(AIM OF THE TASK):
Scan the entries below and extract each line with the word "ylabel" in it.

[Entries with figure data]
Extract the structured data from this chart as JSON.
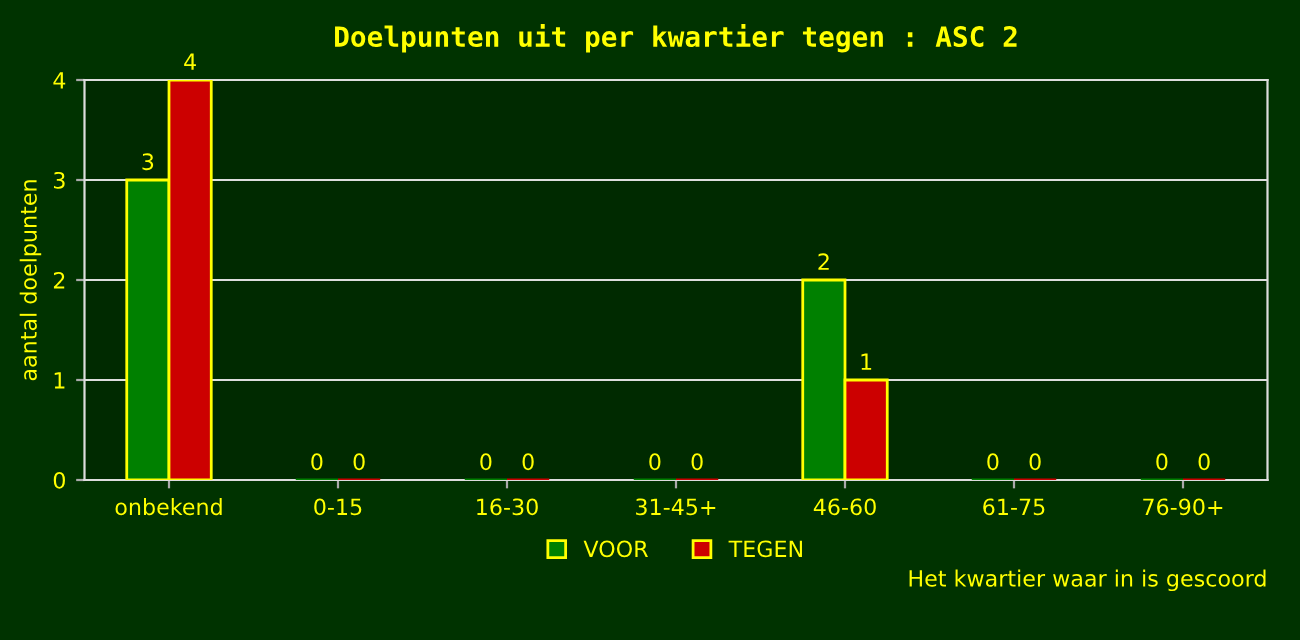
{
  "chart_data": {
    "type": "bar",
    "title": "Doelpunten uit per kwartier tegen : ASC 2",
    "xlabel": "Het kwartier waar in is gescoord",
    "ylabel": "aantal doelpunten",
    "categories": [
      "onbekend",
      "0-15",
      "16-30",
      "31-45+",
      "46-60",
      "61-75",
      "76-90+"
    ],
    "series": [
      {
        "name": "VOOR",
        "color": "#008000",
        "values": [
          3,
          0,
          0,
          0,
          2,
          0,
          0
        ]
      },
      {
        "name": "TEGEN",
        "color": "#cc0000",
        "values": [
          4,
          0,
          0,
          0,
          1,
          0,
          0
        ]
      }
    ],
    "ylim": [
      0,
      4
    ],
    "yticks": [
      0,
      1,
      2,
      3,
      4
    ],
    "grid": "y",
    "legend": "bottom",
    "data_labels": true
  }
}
==
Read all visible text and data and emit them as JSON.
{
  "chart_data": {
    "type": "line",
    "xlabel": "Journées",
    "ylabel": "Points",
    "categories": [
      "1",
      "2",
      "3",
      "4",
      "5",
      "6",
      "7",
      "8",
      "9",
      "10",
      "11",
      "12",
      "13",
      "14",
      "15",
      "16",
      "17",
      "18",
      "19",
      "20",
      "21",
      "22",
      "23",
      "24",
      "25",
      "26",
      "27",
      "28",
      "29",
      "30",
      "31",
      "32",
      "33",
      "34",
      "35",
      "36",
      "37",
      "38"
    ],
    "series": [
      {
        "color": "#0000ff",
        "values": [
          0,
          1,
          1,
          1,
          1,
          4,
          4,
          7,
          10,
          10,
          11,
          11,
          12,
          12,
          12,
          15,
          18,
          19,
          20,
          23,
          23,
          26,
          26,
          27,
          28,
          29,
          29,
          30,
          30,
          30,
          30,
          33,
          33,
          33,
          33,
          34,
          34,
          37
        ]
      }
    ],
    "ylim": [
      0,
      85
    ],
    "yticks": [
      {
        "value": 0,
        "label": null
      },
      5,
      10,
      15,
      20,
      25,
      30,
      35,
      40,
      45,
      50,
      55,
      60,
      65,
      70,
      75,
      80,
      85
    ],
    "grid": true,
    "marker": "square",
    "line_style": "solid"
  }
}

(RESULT OF THIS TASK):
    "ylabel": "aantal doelpunten",
    "ylabel": "Points",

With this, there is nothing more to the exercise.